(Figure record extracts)
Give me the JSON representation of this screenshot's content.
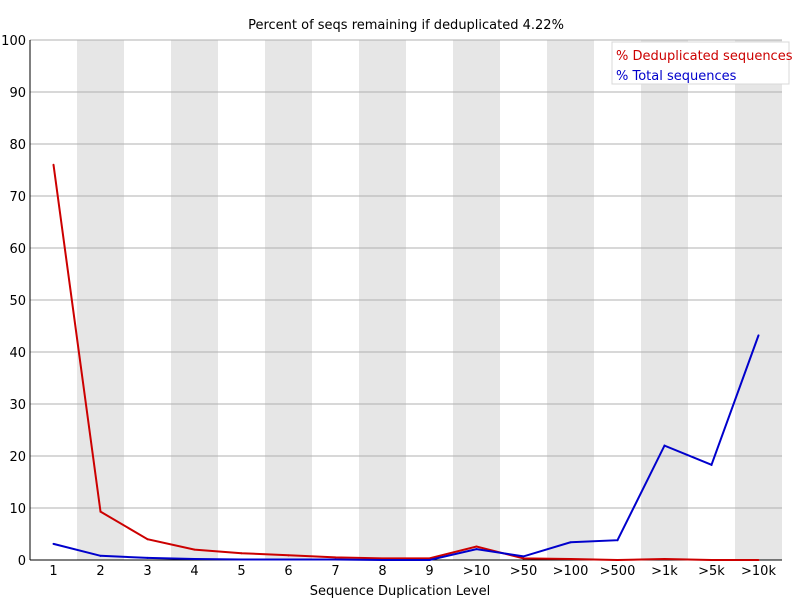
{
  "chart_data": {
    "type": "line",
    "title": "Percent of seqs remaining if deduplicated 4.22%",
    "xlabel": "Sequence Duplication Level",
    "ylabel": "",
    "ylim": [
      0,
      100
    ],
    "yticks": [
      0,
      10,
      20,
      30,
      40,
      50,
      60,
      70,
      80,
      90,
      100
    ],
    "categories": [
      "1",
      "2",
      "3",
      "4",
      "5",
      "6",
      "7",
      "8",
      "9",
      ">10",
      ">50",
      ">100",
      ">500",
      ">1k",
      ">5k",
      ">10k"
    ],
    "series": [
      {
        "name": "% Deduplicated sequences",
        "color": "#cc0000",
        "values": [
          76.0,
          9.3,
          4.0,
          2.0,
          1.3,
          0.9,
          0.5,
          0.3,
          0.3,
          2.6,
          0.3,
          0.2,
          0.0,
          0.2,
          0.0,
          0.0
        ]
      },
      {
        "name": "% Total sequences",
        "color": "#0000cc",
        "values": [
          3.1,
          0.8,
          0.4,
          0.2,
          0.1,
          0.1,
          0.1,
          0.0,
          0.0,
          2.1,
          0.7,
          3.4,
          3.8,
          22.0,
          18.3,
          43.2
        ]
      }
    ],
    "grid": true,
    "legend": "top-right",
    "band_color": "#e6e6e6",
    "grid_color": "#b0b0b0"
  }
}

• YOUR OBJECTIVE: Each record above should come back exactly the same, only without its pictures.

• SOLUTION TO THIS EXERCISE:
Give me the JSON representation of this screenshot's content.
{
  "chart_data": {
    "type": "line",
    "title": "Percent of seqs remaining if deduplicated 4.22%",
    "xlabel": "Sequence Duplication Level",
    "ylabel": "",
    "ylim": [
      0,
      100
    ],
    "yticks": [
      0,
      10,
      20,
      30,
      40,
      50,
      60,
      70,
      80,
      90,
      100
    ],
    "categories": [
      "1",
      "2",
      "3",
      "4",
      "5",
      "6",
      "7",
      "8",
      "9",
      ">10",
      ">50",
      ">100",
      ">500",
      ">1k",
      ">5k",
      ">10k"
    ],
    "series": [
      {
        "name": "% Deduplicated sequences",
        "color": "#cc0000",
        "values": [
          76.0,
          9.3,
          4.0,
          2.0,
          1.3,
          0.9,
          0.5,
          0.3,
          0.3,
          2.6,
          0.3,
          0.2,
          0.0,
          0.2,
          0.0,
          0.0
        ]
      },
      {
        "name": "% Total sequences",
        "color": "#0000cc",
        "values": [
          3.1,
          0.8,
          0.4,
          0.2,
          0.1,
          0.1,
          0.1,
          0.0,
          0.0,
          2.1,
          0.7,
          3.4,
          3.8,
          22.0,
          18.3,
          43.2
        ]
      }
    ],
    "grid": true,
    "legend": "top-right",
    "band_color": "#e6e6e6",
    "grid_color": "#b0b0b0"
  }
}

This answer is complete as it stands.